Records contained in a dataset

------------------------------------------------------------------------

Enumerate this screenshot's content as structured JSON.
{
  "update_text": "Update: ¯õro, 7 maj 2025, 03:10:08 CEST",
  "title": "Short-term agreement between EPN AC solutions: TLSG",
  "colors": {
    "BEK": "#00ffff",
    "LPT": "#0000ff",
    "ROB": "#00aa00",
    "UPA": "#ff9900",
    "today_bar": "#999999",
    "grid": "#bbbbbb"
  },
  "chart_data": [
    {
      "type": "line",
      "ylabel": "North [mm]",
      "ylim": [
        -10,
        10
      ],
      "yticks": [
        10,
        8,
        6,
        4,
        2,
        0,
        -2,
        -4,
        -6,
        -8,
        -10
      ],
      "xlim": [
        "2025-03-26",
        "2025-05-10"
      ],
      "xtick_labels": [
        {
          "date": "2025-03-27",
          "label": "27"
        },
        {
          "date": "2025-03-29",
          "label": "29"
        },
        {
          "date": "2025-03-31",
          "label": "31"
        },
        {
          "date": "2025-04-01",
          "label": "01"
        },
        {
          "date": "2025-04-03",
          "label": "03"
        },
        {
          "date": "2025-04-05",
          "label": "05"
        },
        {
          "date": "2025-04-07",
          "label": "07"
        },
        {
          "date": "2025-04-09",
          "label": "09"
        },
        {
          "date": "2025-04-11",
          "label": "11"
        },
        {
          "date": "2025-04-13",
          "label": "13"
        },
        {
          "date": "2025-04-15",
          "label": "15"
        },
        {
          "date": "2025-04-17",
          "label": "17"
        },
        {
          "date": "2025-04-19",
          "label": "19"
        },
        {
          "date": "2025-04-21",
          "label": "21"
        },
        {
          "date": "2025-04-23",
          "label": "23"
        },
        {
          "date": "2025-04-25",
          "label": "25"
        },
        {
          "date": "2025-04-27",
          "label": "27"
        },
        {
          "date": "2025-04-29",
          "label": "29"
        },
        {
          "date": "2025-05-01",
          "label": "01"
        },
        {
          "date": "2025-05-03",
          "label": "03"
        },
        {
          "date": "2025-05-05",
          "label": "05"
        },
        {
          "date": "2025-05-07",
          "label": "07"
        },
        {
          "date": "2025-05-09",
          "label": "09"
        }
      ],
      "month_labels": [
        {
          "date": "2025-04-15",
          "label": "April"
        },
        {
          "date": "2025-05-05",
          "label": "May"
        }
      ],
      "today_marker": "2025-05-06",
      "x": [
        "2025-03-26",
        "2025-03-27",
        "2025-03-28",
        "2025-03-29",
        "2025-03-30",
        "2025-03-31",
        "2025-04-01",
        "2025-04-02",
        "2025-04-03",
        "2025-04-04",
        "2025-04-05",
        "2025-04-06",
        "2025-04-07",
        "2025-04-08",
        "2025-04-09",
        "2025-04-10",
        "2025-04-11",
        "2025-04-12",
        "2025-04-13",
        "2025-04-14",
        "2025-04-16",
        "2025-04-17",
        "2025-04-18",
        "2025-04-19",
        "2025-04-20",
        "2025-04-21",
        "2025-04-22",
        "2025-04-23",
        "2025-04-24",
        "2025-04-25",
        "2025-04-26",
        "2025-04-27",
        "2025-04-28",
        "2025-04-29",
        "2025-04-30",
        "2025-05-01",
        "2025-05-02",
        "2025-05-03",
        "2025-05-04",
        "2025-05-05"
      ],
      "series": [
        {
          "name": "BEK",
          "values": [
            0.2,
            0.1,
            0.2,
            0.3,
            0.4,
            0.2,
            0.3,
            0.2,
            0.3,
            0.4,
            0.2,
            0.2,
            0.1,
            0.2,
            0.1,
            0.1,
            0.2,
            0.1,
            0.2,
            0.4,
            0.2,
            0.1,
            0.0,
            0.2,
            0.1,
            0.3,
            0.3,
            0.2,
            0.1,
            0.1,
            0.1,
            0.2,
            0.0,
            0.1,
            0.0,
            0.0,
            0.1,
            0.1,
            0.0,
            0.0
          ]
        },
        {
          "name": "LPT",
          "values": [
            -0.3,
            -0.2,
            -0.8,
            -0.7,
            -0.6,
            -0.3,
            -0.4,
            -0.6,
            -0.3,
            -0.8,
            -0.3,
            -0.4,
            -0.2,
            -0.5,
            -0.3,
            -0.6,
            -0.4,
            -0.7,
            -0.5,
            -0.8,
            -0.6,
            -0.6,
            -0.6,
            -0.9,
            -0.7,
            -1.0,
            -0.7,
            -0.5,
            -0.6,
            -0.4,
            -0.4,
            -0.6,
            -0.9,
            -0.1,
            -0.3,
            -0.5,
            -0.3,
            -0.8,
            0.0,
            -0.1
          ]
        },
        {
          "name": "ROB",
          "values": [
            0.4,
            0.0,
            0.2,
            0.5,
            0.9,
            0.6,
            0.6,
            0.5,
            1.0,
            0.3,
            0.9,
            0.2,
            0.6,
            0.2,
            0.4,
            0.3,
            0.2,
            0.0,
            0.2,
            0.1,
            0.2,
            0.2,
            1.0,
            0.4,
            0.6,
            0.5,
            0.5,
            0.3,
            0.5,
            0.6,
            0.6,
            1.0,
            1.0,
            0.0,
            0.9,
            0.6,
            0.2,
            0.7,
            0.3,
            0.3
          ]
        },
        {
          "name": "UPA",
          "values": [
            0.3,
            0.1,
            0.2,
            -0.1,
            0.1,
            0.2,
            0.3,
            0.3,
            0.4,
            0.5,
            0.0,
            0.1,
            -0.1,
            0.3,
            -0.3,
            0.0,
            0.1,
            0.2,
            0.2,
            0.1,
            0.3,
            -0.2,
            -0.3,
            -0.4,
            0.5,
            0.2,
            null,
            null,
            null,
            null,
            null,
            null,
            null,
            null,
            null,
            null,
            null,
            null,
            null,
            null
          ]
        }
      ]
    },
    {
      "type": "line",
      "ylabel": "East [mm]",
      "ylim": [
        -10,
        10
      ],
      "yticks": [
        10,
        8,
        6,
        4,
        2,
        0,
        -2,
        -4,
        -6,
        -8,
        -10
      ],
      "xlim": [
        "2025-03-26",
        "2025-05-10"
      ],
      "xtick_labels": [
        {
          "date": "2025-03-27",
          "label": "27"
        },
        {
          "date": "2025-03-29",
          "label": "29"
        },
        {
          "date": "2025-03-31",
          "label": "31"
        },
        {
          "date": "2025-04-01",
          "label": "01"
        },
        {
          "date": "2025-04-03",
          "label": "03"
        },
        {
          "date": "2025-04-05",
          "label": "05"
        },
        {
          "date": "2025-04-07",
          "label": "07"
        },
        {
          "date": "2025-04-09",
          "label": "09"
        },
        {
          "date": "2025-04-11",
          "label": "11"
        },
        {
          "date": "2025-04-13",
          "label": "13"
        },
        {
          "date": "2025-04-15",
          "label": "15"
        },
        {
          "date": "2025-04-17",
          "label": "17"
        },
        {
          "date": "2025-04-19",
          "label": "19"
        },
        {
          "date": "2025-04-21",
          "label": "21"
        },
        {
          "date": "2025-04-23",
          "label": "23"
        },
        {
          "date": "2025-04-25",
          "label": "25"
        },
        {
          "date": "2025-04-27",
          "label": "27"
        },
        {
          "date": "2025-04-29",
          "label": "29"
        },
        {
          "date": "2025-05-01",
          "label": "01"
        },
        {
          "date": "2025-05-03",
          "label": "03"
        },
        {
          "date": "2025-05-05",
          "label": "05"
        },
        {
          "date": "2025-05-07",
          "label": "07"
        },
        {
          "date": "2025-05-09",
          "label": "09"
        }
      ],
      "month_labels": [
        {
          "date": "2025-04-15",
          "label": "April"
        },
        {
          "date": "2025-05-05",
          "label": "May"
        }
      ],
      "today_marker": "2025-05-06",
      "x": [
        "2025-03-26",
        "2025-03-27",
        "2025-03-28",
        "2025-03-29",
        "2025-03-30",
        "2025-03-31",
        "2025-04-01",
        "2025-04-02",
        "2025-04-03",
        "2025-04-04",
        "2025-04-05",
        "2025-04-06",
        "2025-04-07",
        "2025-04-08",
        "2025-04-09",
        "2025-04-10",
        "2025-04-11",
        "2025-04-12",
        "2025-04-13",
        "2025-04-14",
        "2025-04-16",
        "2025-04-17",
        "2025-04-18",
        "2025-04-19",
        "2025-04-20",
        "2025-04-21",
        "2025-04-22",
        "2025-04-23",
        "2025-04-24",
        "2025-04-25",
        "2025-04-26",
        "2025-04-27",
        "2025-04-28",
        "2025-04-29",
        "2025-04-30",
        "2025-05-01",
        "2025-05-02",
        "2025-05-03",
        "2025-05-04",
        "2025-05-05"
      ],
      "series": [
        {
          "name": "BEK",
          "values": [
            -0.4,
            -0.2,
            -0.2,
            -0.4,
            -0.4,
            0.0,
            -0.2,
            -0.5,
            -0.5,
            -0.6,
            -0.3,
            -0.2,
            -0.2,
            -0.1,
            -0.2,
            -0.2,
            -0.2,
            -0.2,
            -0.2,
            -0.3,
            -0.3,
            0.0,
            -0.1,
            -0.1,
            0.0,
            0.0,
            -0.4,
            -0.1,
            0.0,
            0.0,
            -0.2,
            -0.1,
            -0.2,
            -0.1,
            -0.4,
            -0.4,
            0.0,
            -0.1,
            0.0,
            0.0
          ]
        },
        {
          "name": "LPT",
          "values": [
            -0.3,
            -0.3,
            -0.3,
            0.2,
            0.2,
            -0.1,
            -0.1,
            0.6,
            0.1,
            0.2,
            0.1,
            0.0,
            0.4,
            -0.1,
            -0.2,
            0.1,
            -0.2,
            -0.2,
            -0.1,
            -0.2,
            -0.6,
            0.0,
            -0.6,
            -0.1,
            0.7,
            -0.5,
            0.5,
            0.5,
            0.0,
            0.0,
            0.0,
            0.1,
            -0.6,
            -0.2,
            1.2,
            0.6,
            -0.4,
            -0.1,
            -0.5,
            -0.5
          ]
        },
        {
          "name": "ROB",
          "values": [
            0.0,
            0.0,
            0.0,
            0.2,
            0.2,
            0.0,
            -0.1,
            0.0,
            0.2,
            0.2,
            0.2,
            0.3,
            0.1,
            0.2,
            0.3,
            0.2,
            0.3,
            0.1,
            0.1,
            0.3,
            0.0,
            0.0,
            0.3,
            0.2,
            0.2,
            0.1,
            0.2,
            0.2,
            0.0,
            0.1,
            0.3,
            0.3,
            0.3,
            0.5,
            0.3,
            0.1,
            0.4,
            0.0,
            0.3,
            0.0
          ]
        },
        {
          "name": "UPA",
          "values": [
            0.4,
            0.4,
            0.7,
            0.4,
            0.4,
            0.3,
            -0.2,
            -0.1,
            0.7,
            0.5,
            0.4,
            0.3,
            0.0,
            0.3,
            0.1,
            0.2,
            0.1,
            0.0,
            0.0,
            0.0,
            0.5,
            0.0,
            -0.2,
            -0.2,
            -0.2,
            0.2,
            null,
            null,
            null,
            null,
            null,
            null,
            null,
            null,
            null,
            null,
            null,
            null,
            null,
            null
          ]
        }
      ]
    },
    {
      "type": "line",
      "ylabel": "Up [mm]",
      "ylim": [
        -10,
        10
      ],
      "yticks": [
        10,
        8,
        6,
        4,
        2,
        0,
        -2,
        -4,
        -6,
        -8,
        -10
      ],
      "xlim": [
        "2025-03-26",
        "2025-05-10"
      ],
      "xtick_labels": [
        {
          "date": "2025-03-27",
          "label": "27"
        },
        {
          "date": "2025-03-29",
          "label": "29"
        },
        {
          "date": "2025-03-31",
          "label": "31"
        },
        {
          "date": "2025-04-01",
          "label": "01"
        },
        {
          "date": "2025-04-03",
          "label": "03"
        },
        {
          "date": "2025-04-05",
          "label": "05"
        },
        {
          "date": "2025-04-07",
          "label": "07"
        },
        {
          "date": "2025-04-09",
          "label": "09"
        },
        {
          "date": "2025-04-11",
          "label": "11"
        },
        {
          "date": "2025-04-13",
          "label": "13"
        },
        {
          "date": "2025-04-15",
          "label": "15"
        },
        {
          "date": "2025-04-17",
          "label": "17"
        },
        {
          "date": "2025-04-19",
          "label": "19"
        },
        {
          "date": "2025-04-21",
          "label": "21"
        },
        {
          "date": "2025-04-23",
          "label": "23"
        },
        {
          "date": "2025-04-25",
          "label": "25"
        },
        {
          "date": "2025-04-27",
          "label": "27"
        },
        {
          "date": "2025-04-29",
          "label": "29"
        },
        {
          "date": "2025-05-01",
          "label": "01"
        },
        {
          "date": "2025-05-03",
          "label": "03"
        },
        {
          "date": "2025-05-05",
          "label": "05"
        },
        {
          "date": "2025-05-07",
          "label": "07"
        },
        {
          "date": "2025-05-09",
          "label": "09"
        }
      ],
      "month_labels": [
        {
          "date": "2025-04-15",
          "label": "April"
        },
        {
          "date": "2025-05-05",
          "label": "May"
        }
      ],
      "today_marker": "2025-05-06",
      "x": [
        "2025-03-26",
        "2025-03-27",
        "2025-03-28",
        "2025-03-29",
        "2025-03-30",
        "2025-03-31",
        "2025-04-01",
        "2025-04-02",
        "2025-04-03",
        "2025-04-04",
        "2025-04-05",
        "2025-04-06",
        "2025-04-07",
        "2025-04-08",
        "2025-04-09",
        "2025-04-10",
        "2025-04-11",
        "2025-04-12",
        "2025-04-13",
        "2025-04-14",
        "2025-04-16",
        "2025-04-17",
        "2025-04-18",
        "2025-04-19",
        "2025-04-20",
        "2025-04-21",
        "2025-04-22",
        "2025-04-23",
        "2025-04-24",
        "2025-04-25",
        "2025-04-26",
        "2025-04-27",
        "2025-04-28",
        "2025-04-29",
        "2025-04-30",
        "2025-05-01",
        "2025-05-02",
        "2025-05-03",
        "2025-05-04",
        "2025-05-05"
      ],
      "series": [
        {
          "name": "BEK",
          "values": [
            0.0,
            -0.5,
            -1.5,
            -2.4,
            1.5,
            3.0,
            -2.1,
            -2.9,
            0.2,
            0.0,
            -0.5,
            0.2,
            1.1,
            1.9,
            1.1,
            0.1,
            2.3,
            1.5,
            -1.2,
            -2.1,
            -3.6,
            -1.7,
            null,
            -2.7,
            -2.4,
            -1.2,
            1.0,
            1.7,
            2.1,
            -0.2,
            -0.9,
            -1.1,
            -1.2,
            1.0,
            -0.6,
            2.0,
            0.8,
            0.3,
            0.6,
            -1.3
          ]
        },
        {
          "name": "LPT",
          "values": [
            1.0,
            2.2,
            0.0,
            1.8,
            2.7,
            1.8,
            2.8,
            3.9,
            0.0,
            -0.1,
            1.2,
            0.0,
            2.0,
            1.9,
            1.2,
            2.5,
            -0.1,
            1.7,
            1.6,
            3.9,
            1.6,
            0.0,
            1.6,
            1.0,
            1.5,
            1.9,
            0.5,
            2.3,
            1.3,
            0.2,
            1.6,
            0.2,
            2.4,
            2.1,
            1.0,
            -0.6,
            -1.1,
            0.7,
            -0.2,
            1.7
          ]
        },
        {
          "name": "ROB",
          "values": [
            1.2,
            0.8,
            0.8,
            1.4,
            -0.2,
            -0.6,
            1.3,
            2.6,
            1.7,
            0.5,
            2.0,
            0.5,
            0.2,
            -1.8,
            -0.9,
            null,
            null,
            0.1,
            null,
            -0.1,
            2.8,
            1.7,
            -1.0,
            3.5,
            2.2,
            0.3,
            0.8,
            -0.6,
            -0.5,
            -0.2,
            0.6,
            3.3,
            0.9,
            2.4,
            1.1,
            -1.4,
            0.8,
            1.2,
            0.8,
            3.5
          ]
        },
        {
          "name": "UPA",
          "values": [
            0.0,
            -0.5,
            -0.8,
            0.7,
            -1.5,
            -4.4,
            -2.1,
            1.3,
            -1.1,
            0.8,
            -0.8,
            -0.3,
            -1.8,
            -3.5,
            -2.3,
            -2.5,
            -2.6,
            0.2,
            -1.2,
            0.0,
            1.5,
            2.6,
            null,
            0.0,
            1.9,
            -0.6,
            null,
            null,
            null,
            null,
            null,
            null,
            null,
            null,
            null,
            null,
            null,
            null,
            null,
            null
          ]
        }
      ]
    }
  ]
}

------------------------------------------------------------------------

PROBLEM TO WORK ON >> Go through the data and gather every line that holds "ylabel".

RIGHT ANSWER >>
      "ylabel": "North [mm]",
      "ylabel": "East [mm]",
      "ylabel": "Up [mm]",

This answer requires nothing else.